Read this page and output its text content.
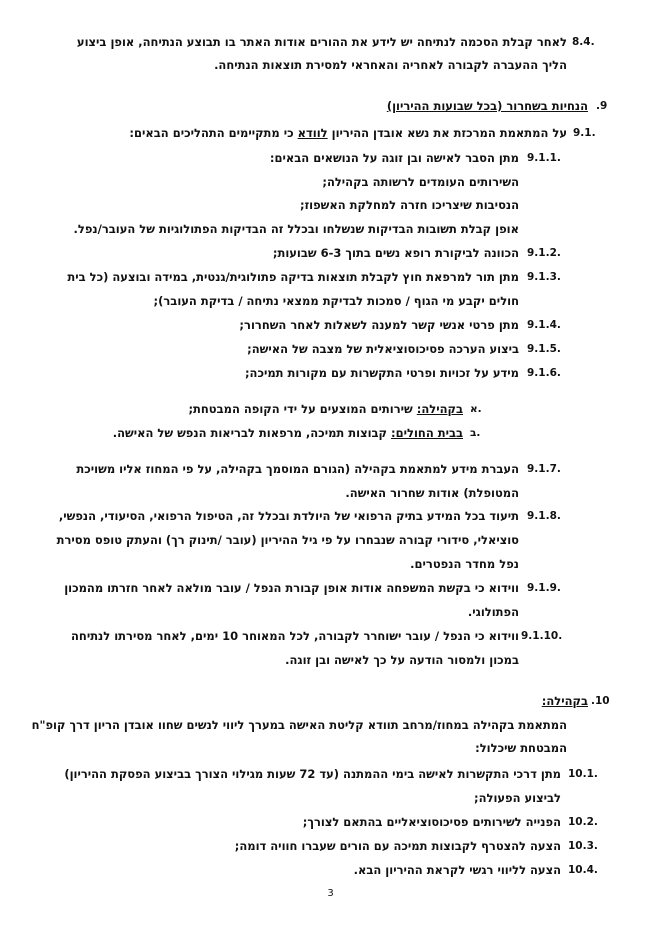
8.4.
לאחר קבלת הסכמה לנתיחה יש לידע את ההורים אודות האתר בו תבוצע הנתיחה, אופן ביצוע
הליך ההעברה לקבורה לאחריה והאחראי למסירת תוצאות הנתיחה.
.9
הנחיות בשחרור (בכל שבועות ההיריון)
9.1.
על המתאמת המרכזת את נשא אובדן ההיריון לוודא כי מתקיימים התהליכים הבאים:
9.1.1.
מתן הסבר לאישה ובן זוגה על הנושאים הבאים:
השירותים העומדים לרשותה בקהילה;
הנסיבות שיצריכו חזרה למחלקת האשפוז;
אופן קבלת תשובות הבדיקות שנשלחו ובכלל זה הבדיקות הפתולוגיות של העובר/נפל.
9.1.2.
הכוונה לביקורת רופא נשים בתוך 6-3 שבועות;
9.1.3.
מתן תור למרפאת חוץ לקבלת תוצאות בדיקה פתולוגית/גנטית, במידה ובוצעה (כל בית
חולים יקבע מי הגוף / סמכות לבדיקת ממצאי נתיחה / בדיקת העובר);
9.1.4.
מתן פרטי אנשי קשר למענה לשאלות לאחר השחרור;
9.1.5.
ביצוע הערכה פסיכוסוציאלית של מצבה של האישה;
9.1.6.
מידע על זכויות ופרטי התקשרות עם מקורות תמיכה;
א.
בקהילה: שירותים המוצעים על ידי הקופה המבטחת;
ב.
בבית החולים: קבוצות תמיכה, מרפאות לבריאות הנפש של האישה.
9.1.7.
העברת מידע למתאמת בקהילה (הגורם המוסמך בקהילה, על פי המחוז אליו משויכת
המטופלת) אודות שחרור האישה.
9.1.8.
תיעוד בכל המידע בתיק הרפואי של היולדת ובכלל זה, הטיפול הרפואי, הסיעודי, הנפשי,
סוציאלי, סידורי קבורה שנבחרו על פי גיל ההיריון (עובר /תינוק רך) והעתק טופס מסירת
נפל מחדר הנפטרים.
9.1.9.
ווידוא כי בקשת המשפחה אודות אופן קבורת הנפל / עובר מולאה לאחר חזרתו מהמכון
הפתולוגי.
9.1.10.
ווידוא כי הנפל / עובר ישוחרר לקבורה, לכל המאוחר 10 ימים, לאחר מסירתו לנתיחה
במכון ולמסור הודעה על כך לאישה ובן זוגה.
.10
בקהילה:
המתאמת בקהילה במחוז/מרחב תוודא קליטת האישה במערך ליווי לנשים שחוו אובדן הריון דרך קופ"ח
המבטחת שיכלול:
10.1.
מתן דרכי התקשרות לאישה בימי ההמתנה (עד 72 שעות מגילוי הצורך בביצוע הפסקת ההיריון)
לביצוע הפעולה;
10.2.
הפנייה לשירותים פסיכוסוציאליים בהתאם לצורך;
10.3.
הצעה להצטרף לקבוצות תמיכה עם הורים שעברו חוויה דומה;
10.4.
הצעה לליווי רגשי לקראת ההיריון הבא.
3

* * *

_Work to complete:_ Reproduce each line of the material containing the word "התקשרות".

_Response to the exercise:_
מידע על זכויות ופרטי התקשרות עם מקורות תמיכה;
מתן דרכי התקשרות לאישה בימי ההמתנה (עד 72 שעות מגילוי הצורך בביצוע הפסקת ההיריון)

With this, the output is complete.